Short problem:
Copy down every line where the string "relative" shows up.

Data for this exercise:

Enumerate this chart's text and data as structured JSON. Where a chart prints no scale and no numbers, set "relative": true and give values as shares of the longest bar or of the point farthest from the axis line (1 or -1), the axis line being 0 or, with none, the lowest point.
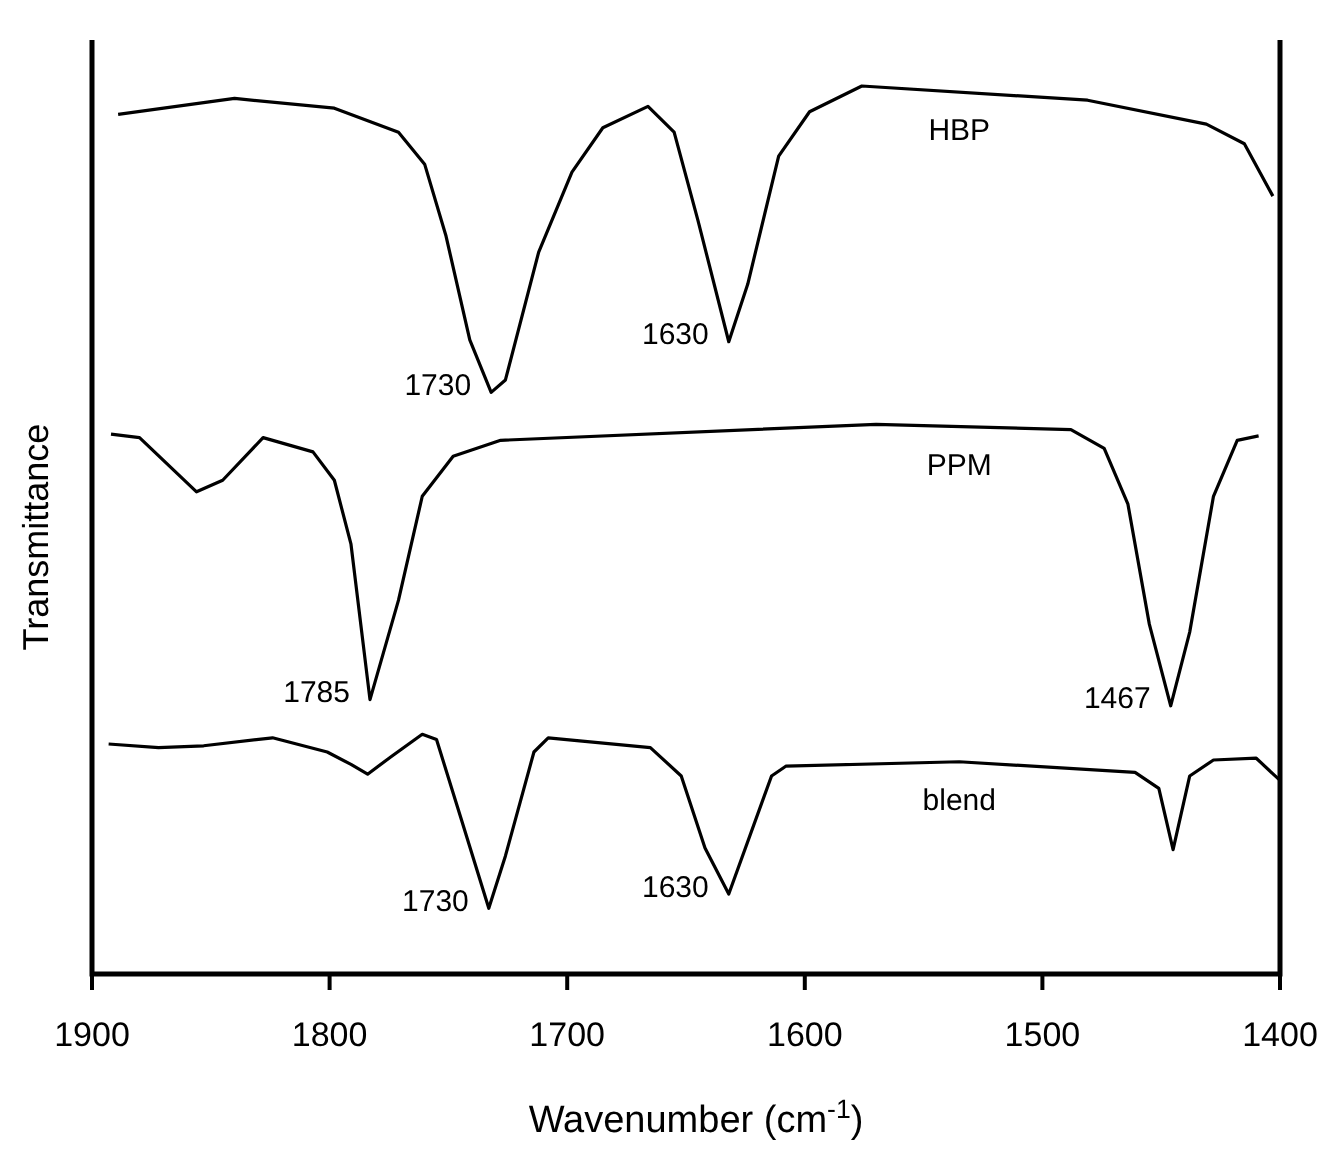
{
  "chart_data": {
    "type": "line",
    "relative": true,
    "xlabel": "Wavenumber (cm$^{-1}$)",
    "ylabel": "Transmittance",
    "xlim": [
      1900,
      1400
    ],
    "xticks": [
      1900,
      1800,
      1700,
      1600,
      1500,
      1400
    ],
    "grid": false,
    "marker": "none",
    "line_style": "solid",
    "series": [
      {
        "name": "HBP",
        "color": "#000000",
        "x": [
          1889,
          1840,
          1798,
          1771,
          1760,
          1751,
          1741,
          1732,
          1726,
          1712,
          1698,
          1685,
          1666,
          1655,
          1645,
          1632,
          1624,
          1611,
          1598,
          1576,
          1481,
          1431,
          1415,
          1403
        ],
        "values": [
          0.968,
          0.986,
          0.975,
          0.948,
          0.912,
          0.831,
          0.714,
          0.655,
          0.669,
          0.813,
          0.903,
          0.953,
          0.977,
          0.948,
          0.849,
          0.712,
          0.777,
          0.921,
          0.971,
          1.0,
          0.984,
          0.957,
          0.935,
          0.876
        ]
      },
      {
        "name": "PPM",
        "color": "#000000",
        "x": [
          1892,
          1880,
          1856,
          1845,
          1828,
          1807,
          1798,
          1791,
          1783,
          1771,
          1761,
          1748,
          1728,
          1570,
          1488,
          1474,
          1464,
          1455,
          1446,
          1438,
          1428,
          1418,
          1409
        ],
        "values": [
          0.608,
          0.604,
          0.543,
          0.556,
          0.604,
          0.588,
          0.556,
          0.484,
          0.309,
          0.421,
          0.538,
          0.583,
          0.601,
          0.619,
          0.613,
          0.592,
          0.529,
          0.394,
          0.302,
          0.385,
          0.538,
          0.601,
          0.606
        ]
      },
      {
        "name": "blend",
        "color": "#000000",
        "x": [
          1893,
          1872,
          1853,
          1824,
          1801,
          1791,
          1784,
          1774,
          1761,
          1755,
          1745,
          1733,
          1726,
          1714,
          1708,
          1665,
          1652,
          1642,
          1632,
          1614,
          1608,
          1535,
          1461,
          1451,
          1445,
          1438,
          1428,
          1410,
          1400
        ],
        "values": [
          0.259,
          0.255,
          0.257,
          0.266,
          0.25,
          0.236,
          0.225,
          0.245,
          0.27,
          0.264,
          0.178,
          0.074,
          0.133,
          0.25,
          0.266,
          0.255,
          0.223,
          0.142,
          0.09,
          0.223,
          0.234,
          0.239,
          0.227,
          0.209,
          0.14,
          0.223,
          0.241,
          0.243,
          0.218
        ]
      }
    ],
    "annotations": [
      {
        "text": "1730",
        "x": 1732,
        "y": 0.655
      },
      {
        "text": "1630",
        "x": 1632,
        "y": 0.712
      },
      {
        "text": "1785",
        "x": 1783,
        "y": 0.309
      },
      {
        "text": "1467",
        "x": 1446,
        "y": 0.302
      },
      {
        "text": "1730",
        "x": 1733,
        "y": 0.074
      },
      {
        "text": "1630",
        "x": 1632,
        "y": 0.09
      }
    ]
  }
}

Result for this exercise:
Enumerate this chart's text and data as structured JSON. Where a chart prints no scale and no numbers, set "relative": true and give values as shares of the longest bar or of the point farthest from the axis line (1 or -1), the axis line being 0 or, with none, the lowest point.
    "relative": true,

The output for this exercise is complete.